— SET TASK —
In the entries that follow, how many lines contain "content"? Answer with the number only.

↓↓↓

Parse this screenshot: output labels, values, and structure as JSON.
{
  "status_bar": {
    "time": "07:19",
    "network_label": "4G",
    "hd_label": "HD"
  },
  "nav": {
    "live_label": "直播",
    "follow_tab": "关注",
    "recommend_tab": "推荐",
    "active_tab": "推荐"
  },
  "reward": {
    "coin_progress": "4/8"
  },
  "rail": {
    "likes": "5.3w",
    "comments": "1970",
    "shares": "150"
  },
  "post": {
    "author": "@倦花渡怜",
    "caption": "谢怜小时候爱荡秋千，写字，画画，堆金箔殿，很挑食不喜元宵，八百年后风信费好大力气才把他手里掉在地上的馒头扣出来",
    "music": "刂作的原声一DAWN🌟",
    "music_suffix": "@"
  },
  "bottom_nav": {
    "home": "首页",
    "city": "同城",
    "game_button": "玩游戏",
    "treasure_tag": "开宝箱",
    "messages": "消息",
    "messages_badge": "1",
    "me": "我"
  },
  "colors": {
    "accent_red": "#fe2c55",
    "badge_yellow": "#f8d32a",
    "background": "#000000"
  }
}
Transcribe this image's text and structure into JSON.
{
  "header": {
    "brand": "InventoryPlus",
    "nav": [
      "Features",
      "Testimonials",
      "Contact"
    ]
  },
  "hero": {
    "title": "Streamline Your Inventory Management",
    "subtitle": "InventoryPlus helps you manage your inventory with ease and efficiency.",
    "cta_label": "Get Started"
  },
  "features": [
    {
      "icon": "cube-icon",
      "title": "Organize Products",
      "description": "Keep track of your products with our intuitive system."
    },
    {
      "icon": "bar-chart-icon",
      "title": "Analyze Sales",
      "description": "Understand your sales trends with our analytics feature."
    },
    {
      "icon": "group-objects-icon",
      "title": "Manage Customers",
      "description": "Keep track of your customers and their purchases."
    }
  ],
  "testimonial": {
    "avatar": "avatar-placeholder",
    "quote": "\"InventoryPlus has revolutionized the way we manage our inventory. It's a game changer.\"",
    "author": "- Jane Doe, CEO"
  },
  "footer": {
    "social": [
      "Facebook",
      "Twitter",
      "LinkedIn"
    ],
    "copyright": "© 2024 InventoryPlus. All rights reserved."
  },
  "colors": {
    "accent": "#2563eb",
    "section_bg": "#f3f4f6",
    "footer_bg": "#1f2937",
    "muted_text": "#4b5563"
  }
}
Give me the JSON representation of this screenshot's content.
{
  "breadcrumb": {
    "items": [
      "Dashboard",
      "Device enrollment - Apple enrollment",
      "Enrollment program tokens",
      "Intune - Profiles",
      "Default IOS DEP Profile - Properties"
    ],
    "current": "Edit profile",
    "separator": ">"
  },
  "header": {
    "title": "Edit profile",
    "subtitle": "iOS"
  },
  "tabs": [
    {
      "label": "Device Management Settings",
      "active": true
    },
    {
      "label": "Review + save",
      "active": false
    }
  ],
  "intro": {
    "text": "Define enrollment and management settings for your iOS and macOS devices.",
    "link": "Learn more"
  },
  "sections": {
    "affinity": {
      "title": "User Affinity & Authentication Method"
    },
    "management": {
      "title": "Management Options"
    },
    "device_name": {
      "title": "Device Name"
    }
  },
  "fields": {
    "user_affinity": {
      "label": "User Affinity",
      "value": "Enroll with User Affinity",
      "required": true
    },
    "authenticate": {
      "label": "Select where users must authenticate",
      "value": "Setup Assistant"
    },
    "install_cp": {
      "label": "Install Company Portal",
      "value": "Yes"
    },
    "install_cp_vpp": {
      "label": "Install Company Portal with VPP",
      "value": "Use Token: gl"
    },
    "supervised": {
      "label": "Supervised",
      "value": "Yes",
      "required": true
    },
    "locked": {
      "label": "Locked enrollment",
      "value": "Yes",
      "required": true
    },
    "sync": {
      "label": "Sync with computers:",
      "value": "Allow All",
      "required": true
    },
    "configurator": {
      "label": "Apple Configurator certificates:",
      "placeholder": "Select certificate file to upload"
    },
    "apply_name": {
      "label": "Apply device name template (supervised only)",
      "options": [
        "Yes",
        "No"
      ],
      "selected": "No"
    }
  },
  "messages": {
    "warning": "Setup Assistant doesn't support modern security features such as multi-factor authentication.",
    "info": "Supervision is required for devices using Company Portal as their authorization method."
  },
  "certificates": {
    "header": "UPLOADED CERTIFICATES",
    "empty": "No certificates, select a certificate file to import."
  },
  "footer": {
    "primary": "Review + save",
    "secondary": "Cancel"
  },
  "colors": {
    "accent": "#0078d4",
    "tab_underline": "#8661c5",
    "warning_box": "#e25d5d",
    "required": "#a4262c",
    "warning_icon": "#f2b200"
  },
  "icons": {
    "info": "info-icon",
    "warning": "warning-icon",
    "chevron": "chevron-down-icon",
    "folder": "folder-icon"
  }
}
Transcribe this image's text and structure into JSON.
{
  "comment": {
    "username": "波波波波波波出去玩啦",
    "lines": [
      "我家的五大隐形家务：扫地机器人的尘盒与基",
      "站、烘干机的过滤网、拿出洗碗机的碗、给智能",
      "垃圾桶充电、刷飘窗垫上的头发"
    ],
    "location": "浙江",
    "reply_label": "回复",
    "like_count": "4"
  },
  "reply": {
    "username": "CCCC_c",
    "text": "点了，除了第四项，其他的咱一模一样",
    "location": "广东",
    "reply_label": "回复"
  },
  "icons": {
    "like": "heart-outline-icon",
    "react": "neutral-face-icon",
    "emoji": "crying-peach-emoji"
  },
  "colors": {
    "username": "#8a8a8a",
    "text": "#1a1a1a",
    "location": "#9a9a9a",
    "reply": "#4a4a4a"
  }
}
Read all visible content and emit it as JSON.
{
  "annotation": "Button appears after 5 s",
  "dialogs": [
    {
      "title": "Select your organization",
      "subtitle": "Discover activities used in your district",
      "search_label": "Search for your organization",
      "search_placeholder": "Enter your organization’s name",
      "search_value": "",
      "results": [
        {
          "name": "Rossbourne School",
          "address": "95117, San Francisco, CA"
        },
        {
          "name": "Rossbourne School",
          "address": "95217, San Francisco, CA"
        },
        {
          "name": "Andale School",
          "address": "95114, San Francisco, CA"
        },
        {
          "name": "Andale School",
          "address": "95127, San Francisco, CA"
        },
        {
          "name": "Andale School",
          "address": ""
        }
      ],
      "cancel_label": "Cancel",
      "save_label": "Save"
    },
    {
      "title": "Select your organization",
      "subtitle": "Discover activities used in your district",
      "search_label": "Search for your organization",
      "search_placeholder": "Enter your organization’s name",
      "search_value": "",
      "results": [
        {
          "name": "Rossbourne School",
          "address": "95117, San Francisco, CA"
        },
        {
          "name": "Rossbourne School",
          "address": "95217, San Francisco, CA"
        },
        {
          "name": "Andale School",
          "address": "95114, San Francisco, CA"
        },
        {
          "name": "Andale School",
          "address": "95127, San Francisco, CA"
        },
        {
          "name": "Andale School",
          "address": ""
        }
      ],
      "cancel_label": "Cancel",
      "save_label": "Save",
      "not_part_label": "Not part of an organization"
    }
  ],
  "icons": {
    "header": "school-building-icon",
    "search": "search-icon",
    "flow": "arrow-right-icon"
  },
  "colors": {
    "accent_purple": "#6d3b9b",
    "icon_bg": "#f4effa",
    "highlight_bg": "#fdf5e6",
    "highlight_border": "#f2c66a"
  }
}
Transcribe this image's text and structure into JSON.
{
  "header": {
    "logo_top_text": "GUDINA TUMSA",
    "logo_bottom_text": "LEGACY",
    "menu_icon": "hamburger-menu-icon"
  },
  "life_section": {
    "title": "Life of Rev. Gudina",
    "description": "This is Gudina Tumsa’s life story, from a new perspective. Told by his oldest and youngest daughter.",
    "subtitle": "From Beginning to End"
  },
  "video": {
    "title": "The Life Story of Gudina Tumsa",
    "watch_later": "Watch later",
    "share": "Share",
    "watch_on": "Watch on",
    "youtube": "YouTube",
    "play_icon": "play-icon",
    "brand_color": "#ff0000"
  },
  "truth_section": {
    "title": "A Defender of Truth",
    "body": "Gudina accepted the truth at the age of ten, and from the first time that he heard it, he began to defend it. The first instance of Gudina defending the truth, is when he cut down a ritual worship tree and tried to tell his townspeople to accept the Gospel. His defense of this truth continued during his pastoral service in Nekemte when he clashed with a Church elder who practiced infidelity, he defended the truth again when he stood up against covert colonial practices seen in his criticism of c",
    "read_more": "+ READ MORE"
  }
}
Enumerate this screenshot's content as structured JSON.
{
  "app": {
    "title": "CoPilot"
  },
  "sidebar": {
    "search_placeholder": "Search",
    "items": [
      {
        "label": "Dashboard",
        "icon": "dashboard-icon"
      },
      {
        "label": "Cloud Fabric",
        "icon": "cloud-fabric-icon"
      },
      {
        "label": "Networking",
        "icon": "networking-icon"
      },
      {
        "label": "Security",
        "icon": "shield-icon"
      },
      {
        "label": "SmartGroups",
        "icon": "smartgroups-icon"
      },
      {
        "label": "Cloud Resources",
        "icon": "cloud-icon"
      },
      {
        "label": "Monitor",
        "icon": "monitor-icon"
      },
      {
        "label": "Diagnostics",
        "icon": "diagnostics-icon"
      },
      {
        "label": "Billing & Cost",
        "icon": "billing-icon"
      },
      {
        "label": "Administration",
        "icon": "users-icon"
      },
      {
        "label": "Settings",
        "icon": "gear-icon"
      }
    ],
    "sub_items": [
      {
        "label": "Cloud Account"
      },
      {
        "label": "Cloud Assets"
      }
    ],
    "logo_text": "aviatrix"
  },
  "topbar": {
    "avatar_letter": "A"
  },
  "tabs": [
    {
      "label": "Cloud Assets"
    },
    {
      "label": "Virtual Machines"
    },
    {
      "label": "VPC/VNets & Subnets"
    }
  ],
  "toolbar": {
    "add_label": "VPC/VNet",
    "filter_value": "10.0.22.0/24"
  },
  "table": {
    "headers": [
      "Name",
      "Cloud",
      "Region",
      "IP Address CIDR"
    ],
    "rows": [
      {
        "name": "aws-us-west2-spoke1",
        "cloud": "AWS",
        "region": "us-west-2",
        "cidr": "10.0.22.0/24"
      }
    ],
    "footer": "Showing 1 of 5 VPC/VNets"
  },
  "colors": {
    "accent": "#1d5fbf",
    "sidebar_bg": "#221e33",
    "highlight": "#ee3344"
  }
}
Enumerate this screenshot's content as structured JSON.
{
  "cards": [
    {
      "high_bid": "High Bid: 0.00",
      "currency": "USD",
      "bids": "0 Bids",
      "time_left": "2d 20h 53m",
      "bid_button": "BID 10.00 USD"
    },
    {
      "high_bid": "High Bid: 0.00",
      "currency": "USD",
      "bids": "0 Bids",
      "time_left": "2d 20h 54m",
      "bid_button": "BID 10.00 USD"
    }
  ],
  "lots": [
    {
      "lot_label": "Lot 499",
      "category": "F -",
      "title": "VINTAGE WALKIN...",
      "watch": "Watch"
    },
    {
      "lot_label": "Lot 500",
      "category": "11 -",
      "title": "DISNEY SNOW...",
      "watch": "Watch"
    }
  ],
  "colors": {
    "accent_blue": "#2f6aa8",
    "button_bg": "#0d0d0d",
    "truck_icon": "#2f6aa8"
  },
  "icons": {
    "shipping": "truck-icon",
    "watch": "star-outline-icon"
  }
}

↑↑↑

— FINAL RESULT —
4